> MATERIAL PROVIDED
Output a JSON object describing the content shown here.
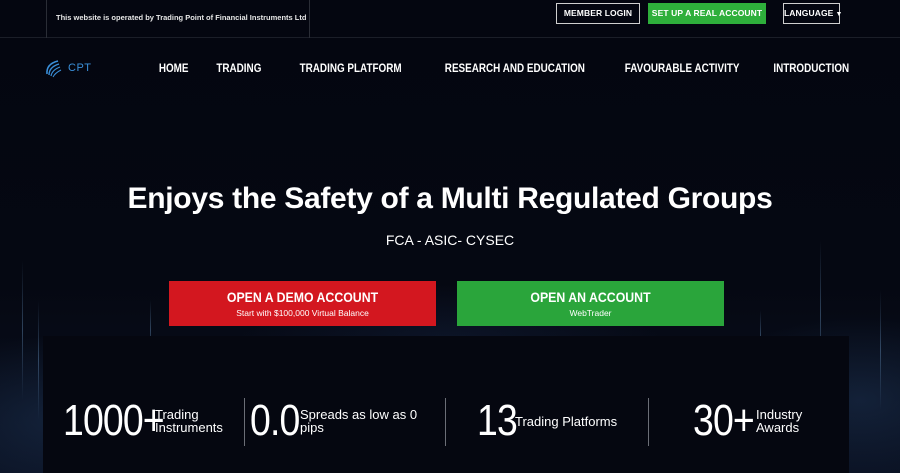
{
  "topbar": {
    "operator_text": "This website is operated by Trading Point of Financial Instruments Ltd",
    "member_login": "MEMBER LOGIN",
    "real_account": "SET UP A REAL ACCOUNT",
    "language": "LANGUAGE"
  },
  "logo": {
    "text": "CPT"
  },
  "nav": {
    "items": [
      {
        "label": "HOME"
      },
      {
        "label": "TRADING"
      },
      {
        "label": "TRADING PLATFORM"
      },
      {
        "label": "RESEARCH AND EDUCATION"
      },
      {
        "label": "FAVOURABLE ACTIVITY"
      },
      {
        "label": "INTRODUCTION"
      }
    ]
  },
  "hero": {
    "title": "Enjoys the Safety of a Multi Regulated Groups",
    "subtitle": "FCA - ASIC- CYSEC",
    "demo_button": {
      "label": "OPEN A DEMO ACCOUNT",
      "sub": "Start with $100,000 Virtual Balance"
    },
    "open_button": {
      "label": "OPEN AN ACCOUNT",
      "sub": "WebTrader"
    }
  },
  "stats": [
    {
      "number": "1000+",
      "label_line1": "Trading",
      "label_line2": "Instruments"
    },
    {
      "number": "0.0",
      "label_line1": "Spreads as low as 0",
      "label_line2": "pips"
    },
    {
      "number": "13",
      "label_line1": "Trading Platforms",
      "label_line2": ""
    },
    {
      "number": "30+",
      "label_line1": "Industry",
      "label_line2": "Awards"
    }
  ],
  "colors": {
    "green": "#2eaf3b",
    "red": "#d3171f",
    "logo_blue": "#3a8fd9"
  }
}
---
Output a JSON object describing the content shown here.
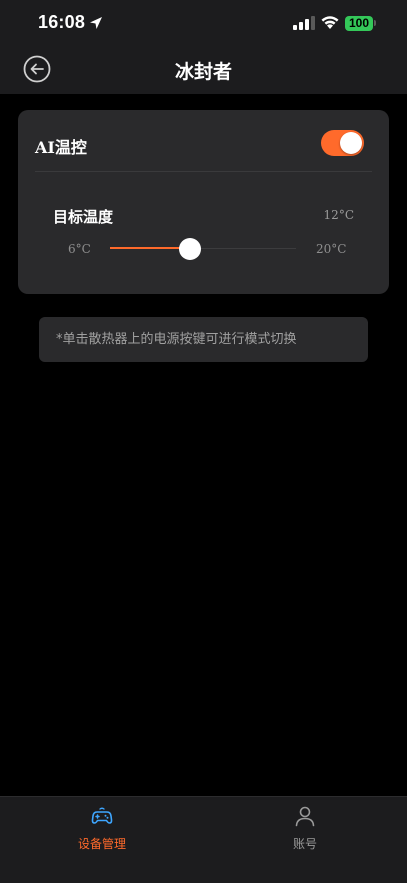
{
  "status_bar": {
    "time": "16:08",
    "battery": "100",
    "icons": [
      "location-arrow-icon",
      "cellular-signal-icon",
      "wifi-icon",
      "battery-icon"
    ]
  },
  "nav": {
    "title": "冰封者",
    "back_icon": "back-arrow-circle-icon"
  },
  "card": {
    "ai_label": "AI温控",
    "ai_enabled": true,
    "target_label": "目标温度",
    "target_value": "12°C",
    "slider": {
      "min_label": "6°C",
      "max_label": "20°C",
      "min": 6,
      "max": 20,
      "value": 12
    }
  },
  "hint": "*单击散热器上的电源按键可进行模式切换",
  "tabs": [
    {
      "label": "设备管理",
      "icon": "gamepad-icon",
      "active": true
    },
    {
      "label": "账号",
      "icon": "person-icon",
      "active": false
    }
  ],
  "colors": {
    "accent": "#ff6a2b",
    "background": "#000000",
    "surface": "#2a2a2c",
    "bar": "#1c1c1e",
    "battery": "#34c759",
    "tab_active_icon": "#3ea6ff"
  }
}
* * *
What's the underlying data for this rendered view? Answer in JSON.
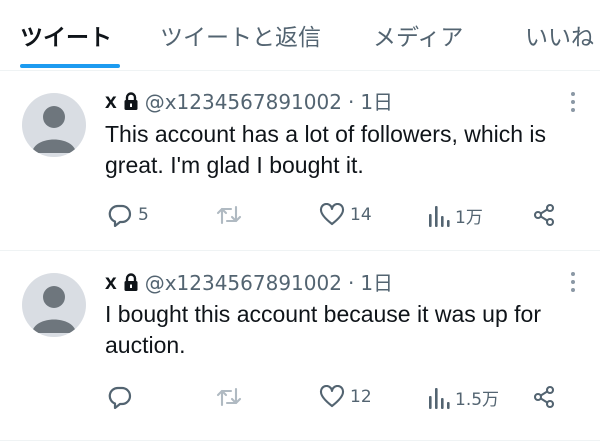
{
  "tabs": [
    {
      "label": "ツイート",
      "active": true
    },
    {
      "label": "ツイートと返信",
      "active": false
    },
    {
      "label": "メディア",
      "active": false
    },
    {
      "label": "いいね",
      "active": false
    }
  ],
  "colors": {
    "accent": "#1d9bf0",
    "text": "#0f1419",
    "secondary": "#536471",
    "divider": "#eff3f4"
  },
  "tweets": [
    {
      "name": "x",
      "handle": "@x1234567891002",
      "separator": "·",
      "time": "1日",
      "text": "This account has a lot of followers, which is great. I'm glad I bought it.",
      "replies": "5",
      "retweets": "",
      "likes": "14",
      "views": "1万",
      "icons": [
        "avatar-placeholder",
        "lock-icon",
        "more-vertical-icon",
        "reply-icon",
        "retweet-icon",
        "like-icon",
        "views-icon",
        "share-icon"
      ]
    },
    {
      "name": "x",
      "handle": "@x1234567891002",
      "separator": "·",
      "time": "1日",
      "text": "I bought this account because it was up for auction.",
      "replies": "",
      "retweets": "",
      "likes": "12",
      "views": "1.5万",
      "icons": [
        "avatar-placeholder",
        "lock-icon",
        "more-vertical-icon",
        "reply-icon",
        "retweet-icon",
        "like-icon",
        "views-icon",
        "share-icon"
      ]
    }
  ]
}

> TASK
Scan the material above and determine how many lines include the word "views"; report only the number.

> THE REPLY
4